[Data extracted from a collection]
────────────────────
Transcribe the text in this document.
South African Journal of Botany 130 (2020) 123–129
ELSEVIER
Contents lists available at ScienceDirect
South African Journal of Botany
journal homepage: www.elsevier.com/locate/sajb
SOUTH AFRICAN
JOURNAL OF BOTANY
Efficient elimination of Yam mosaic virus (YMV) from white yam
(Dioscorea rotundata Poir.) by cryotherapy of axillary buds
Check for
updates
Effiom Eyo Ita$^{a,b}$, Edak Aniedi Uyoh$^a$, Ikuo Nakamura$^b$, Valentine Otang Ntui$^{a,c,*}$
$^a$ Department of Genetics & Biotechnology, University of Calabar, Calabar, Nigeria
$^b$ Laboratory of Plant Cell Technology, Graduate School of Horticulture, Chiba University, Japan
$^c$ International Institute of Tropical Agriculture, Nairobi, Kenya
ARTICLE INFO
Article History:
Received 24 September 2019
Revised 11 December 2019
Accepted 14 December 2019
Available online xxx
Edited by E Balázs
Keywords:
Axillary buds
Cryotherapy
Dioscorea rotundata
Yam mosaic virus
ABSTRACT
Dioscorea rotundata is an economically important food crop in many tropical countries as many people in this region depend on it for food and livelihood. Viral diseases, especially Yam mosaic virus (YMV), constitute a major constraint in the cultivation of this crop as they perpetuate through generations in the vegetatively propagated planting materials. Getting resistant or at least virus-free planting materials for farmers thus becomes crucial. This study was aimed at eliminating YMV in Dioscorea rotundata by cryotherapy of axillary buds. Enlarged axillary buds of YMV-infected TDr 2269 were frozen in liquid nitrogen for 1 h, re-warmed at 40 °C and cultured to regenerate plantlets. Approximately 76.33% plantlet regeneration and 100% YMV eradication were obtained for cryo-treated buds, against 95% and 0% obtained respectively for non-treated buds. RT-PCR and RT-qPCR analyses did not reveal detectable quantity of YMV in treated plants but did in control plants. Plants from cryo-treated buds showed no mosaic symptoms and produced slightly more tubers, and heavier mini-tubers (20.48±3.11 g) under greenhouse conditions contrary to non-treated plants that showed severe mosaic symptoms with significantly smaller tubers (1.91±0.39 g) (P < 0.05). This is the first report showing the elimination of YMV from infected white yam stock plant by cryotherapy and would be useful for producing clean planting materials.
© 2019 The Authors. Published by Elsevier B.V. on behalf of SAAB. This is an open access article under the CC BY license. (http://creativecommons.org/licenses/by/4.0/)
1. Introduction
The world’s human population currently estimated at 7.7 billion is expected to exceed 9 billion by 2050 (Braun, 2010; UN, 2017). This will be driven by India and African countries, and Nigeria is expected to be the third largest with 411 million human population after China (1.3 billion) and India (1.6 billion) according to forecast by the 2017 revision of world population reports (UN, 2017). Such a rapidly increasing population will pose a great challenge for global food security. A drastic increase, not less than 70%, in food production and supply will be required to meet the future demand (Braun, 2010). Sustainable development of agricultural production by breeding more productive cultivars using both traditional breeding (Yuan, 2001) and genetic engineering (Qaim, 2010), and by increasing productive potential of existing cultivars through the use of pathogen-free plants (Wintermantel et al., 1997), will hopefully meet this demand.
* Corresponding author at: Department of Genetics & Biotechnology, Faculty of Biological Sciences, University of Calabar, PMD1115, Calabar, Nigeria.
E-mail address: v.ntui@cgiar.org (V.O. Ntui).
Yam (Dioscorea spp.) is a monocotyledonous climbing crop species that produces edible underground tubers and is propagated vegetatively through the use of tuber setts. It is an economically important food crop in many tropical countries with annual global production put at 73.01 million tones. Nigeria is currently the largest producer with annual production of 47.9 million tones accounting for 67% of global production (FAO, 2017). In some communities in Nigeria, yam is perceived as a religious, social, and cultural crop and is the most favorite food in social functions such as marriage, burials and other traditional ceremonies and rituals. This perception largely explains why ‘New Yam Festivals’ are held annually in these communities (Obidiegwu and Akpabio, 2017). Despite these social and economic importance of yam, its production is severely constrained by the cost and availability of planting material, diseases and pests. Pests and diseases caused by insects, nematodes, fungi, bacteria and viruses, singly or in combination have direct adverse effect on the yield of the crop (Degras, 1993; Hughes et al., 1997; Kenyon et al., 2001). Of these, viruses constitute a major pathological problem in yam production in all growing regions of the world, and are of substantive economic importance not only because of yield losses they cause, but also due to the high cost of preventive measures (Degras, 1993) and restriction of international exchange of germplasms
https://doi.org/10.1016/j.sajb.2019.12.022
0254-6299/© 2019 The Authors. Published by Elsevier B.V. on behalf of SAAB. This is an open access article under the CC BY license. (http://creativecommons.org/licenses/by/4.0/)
────────────────────
WORK TO BE COMPLETED
Generate a verbatim printout of all the entries.

TASK OUTPUT
Transcribe the text in this document.
South African Journal of Botany 130 (2020) 123–129
ELSEVIER
Contents lists available at ScienceDirect
South African Journal of Botany
journal homepage: www.elsevier.com/locate/sajb
SOUTH AFRICAN
JOURNAL OF BOTANY
Efficient elimination of Yam mosaic virus (YMV) from white yam
(Dioscorea rotundata Poir.) by cryotherapy of axillary buds
Check for
updates
Effiom Eyo Ita$^{a,b}$, Edak Aniedi Uyoh$^a$, Ikuo Nakamura$^b$, Valentine Otang Ntui$^{a,c,*}$
$^a$ Department of Genetics & Biotechnology, University of Calabar, Calabar, Nigeria
$^b$ Laboratory of Plant Cell Technology, Graduate School of Horticulture, Chiba University, Japan
$^c$ International Institute of Tropical Agriculture, Nairobi, Kenya
ARTICLE INFO
Article History:
Received 24 September 2019
Revised 11 December 2019
Accepted 14 December 2019
Available online xxx
Edited by E Balázs
Keywords:
Axillary buds
Cryotherapy
Dioscorea rotundata
Yam mosaic virus
ABSTRACT
Dioscorea rotundata is an economically important food crop in many tropical countries as many people in this region depend on it for food and livelihood. Viral diseases, especially Yam mosaic virus (YMV), constitute a major constraint in the cultivation of this crop as they perpetuate through generations in the vegetatively propagated planting materials. Getting resistant or at least virus-free planting materials for farmers thus becomes crucial. This study was aimed at eliminating YMV in Dioscorea rotundata by cryotherapy of axillary buds. Enlarged axillary buds of YMV-infected TDr 2269 were frozen in liquid nitrogen for 1 h, re-warmed at 40 °C and cultured to regenerate plantlets. Approximately 76.33% plantlet regeneration and 100% YMV eradication were obtained for cryo-treated buds, against 95% and 0% obtained respectively for non-treated buds. RT-PCR and RT-qPCR analyses did not reveal detectable quantity of YMV in treated plants but did in control plants. Plants from cryo-treated buds showed no mosaic symptoms and produced slightly more tubers, and heavier mini-tubers (20.48±3.11 g) under greenhouse conditions contrary to non-treated plants that showed severe mosaic symptoms with significantly smaller tubers (1.91±0.39 g) (P < 0.05). This is the first report showing the elimination of YMV from infected white yam stock plant by cryotherapy and would be useful for producing clean planting materials.
© 2019 The Authors. Published by Elsevier B.V. on behalf of SAAB. This is an open access article under the CC BY license. (http://creativecommons.org/licenses/by/4.0/)
1. Introduction
The world’s human population currently estimated at 7.7 billion is expected to exceed 9 billion by 2050 (Braun, 2010; UN, 2017). This will be driven by India and African countries, and Nigeria is expected to be the third largest with 411 million human population after China (1.3 billion) and India (1.6 billion) according to forecast by the 2017 revision of world population reports (UN, 2017). Such a rapidly increasing population will pose a great challenge for global food security. A drastic increase, not less than 70%, in food production and supply will be required to meet the future demand (Braun, 2010). Sustainable development of agricultural production by breeding more productive cultivars using both traditional breeding (Yuan, 2001) and genetic engineering (Qaim, 2010), and by increasing productive potential of existing cultivars through the use of pathogen-free plants (Wintermantel et al., 1997), will hopefully meet this demand.
* Corresponding author at: Department of Genetics & Biotechnology, Faculty of Biological Sciences, University of Calabar, PMD1115, Calabar, Nigeria.
E-mail address: v.ntui@cgiar.org (V.O. Ntui).
Yam (Dioscorea spp.) is a monocotyledonous climbing crop species that produces edible underground tubers and is propagated vegetatively through the use of tuber setts. It is an economically important food crop in many tropical countries with annual global production put at 73.01 million tones. Nigeria is currently the largest producer with annual production of 47.9 million tones accounting for 67% of global production (FAO, 2017). In some communities in Nigeria, yam is perceived as a religious, social, and cultural crop and is the most favorite food in social functions such as marriage, burials and other traditional ceremonies and rituals. This perception largely explains why ‘New Yam Festivals’ are held annually in these communities (Obidiegwu and Akpabio, 2017). Despite these social and economic importance of yam, its production is severely constrained by the cost and availability of planting material, diseases and pests. Pests and diseases caused by insects, nematodes, fungi, bacteria and viruses, singly or in combination have direct adverse effect on the yield of the crop (Degras, 1993; Hughes et al., 1997; Kenyon et al., 2001). Of these, viruses constitute a major pathological problem in yam production in all growing regions of the world, and are of substantive economic importance not only because of yield losses they cause, but also due to the high cost of preventive measures (Degras, 1993) and restriction of international exchange of germplasms
https://doi.org/10.1016/j.sajb.2019.12.022
0254-6299/© 2019 The Authors. Published by Elsevier B.V. on behalf of SAAB. This is an open access article under the CC BY license. (http://creativecommons.org/licenses/by/4.0/)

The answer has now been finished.